***** Provided passage *****

An alternative, if you want it to run a specific callable instance, is to serialize the instance to a file before launching the other process (that would be a very crude form of communicating between the two processes).

The question is, why do you want to do it? can't you just run your callable in another thread? java.util.concurrent has some useful thread pools, just for that.

Yoni
ProcessBuilder, AFAICT, wants a command-line string and not a Callable. I definitely want to invoke the instance and not create a new instance based on the Class Name. As for process vs. thread, see above.
Chris Conway
I meant that you give java.exe as the command to ProcessBUilder, and for the Main class you give a wrapper that runs the callable. Of course, you'll need to serialize the instance and pass the file name as a parameter to your main class.Or just use System.setIn()/out() etc.
Yoni
+1  A: 

More generally:

Given an instance x of Callable utilizing global variables A and B, how can I run x concurrently such that x sees custom values for A and B, rather than the "original" values of A and B?

And the best answer is, don't use global variables. Dependency inject things like that. Extend Callable and add methods setStdIn, setStdOut (and setStdErr if you need it).

*****

- **Tasks to carry out**:
(1) From the Callable discussion, reproduce word for word the part that begins with the words "Chris Conway" and stops after the words "use System.setIn()/out() etc.".
(2) Answer these from the Callable discussion:
(a) Which Java package is said to have useful thread pools?
(b) According to the discussion, what does ProcessBuilder want instead of a Callable?
(c) Which methods does the last paragraph suggest adding when extending Callable?

***** Extracted records *****

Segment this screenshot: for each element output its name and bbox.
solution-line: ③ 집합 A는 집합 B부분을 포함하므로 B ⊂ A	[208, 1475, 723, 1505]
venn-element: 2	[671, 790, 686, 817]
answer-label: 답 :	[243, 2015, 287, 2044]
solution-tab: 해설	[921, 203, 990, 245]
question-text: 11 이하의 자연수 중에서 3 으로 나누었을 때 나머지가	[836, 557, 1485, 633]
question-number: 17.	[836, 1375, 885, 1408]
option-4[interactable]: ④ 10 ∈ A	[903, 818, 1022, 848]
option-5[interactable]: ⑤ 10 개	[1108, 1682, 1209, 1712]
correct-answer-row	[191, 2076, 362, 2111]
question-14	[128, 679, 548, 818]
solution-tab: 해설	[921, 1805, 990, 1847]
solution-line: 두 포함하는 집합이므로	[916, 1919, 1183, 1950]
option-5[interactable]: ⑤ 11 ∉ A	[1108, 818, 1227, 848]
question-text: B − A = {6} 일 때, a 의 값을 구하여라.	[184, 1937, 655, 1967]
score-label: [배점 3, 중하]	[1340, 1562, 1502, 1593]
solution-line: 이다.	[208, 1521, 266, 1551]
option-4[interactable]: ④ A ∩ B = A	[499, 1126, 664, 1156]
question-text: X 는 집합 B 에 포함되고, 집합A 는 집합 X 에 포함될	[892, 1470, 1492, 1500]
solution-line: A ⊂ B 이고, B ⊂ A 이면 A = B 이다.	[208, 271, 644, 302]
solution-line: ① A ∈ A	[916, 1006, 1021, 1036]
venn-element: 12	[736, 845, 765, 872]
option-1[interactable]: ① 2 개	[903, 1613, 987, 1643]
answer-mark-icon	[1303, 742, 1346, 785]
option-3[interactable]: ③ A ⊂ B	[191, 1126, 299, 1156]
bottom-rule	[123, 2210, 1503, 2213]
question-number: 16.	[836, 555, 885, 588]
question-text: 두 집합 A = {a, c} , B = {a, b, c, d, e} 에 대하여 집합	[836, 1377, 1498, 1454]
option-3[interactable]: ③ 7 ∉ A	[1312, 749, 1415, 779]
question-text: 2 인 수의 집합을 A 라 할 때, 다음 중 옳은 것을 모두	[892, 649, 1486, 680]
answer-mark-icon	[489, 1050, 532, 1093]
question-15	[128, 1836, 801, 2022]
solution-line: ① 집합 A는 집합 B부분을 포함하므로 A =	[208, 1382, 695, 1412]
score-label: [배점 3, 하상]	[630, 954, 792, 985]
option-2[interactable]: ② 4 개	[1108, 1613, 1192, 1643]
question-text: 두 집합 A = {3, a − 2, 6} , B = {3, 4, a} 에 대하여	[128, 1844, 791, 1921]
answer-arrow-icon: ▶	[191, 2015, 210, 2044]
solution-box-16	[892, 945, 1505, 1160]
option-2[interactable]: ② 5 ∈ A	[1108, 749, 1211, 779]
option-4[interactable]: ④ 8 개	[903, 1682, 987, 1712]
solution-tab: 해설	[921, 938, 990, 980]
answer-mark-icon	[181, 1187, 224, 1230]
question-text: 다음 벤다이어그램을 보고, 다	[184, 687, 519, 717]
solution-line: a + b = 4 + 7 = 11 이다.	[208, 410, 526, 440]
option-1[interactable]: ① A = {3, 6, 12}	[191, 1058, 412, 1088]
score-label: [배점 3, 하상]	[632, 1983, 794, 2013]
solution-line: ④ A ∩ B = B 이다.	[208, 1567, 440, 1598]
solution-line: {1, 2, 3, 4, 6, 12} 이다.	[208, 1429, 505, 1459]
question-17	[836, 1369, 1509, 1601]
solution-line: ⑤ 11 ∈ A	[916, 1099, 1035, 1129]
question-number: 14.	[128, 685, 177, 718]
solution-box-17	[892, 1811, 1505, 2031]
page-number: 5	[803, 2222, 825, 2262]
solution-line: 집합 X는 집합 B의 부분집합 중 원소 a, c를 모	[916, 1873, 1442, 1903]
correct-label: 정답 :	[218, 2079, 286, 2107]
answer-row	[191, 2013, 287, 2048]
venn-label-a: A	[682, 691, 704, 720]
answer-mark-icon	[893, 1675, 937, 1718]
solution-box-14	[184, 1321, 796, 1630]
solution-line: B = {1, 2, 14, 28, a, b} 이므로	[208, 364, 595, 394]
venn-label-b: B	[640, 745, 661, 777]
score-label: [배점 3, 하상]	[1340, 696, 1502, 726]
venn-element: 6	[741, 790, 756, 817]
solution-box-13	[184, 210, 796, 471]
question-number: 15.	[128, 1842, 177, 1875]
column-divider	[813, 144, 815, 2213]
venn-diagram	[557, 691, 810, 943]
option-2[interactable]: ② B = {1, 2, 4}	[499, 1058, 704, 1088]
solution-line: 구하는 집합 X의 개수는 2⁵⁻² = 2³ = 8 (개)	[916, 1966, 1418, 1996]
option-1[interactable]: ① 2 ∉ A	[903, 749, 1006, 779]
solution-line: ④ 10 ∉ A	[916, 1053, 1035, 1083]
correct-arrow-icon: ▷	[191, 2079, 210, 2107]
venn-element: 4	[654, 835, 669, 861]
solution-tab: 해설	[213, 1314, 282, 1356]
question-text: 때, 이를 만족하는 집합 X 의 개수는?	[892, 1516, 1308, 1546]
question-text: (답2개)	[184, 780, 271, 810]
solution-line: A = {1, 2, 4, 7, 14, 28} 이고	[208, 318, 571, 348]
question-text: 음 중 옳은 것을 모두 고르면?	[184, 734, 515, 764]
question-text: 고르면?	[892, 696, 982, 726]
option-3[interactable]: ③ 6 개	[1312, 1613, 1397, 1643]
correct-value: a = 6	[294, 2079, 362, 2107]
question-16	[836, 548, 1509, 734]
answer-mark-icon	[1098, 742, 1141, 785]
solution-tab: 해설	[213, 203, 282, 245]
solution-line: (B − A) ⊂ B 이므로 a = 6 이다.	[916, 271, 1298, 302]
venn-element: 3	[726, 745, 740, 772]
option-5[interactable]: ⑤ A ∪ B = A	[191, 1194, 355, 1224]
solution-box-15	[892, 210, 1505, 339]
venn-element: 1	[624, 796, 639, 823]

*****

- **Answers per task**:
(1)
Chris Conway
I meant that you give java.exe as the command to ProcessBUilder, and for the Main class you give a wrapper that runs the callable. Of course, you'll need to serialize the instance and pass the file name as a parameter to your main class.Or just use System.setIn()/out() etc.

(2)
(a) java.util.concurrent
(b) A command-line string
(c) setStdIn and setStdOut, plus setStdErr if needed